*Task to carry out:* In the listing that follows, count each line containing the string "Village" and report only the count.

*Dataset extract:*
○ ○ ○ ○ ○ ○ ○

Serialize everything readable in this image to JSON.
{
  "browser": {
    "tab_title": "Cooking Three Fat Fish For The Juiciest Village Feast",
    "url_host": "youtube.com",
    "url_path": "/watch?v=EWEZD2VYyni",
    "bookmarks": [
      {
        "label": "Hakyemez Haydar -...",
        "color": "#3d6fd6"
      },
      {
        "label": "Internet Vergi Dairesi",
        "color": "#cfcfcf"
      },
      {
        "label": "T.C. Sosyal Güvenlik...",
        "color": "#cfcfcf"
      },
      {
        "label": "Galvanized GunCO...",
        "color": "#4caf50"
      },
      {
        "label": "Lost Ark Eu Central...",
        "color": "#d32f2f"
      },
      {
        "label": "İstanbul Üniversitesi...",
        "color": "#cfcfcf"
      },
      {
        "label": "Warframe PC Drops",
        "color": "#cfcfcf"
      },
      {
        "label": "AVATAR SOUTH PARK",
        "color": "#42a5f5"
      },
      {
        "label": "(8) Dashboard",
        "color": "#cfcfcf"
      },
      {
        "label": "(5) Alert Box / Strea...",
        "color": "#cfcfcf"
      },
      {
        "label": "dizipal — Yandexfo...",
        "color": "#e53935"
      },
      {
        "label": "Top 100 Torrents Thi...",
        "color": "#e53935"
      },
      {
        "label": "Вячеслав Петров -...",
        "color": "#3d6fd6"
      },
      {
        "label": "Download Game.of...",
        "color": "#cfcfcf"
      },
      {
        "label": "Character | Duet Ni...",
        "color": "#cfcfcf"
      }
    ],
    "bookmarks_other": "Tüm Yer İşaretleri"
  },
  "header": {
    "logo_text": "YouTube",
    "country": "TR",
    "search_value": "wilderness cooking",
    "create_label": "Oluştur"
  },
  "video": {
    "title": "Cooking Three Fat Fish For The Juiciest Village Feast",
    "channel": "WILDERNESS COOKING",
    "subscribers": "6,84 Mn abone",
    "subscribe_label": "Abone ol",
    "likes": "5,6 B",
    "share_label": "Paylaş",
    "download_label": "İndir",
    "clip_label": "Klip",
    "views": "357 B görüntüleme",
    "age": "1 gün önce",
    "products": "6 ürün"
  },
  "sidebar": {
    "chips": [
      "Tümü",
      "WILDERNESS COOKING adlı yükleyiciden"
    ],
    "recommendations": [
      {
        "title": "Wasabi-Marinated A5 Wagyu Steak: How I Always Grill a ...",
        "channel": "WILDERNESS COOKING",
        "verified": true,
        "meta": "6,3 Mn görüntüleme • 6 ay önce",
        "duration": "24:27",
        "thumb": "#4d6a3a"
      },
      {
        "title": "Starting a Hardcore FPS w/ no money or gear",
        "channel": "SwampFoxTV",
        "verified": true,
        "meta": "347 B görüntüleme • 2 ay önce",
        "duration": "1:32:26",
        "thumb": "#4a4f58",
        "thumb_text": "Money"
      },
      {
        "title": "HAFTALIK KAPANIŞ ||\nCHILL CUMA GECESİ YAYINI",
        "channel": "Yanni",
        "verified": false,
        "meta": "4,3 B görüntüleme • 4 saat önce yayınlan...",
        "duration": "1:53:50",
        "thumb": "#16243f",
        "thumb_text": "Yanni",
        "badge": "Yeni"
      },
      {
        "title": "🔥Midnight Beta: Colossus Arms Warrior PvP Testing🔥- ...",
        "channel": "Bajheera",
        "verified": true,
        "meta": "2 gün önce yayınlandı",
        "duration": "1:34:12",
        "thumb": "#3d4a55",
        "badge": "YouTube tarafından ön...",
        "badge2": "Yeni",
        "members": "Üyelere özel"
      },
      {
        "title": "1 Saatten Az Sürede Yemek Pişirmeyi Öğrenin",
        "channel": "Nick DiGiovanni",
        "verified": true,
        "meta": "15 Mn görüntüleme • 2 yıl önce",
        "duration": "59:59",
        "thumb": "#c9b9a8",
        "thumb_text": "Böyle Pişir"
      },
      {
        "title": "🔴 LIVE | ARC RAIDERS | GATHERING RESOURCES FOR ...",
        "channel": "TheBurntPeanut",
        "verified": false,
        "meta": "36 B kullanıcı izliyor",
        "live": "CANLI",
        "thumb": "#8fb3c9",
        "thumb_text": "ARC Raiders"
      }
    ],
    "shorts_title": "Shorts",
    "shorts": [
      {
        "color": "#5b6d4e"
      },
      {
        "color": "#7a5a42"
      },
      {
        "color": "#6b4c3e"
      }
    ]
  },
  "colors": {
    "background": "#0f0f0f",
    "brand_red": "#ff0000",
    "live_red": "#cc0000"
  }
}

○ ○ ○ ○ ○ ○ ○

*Task output:* 2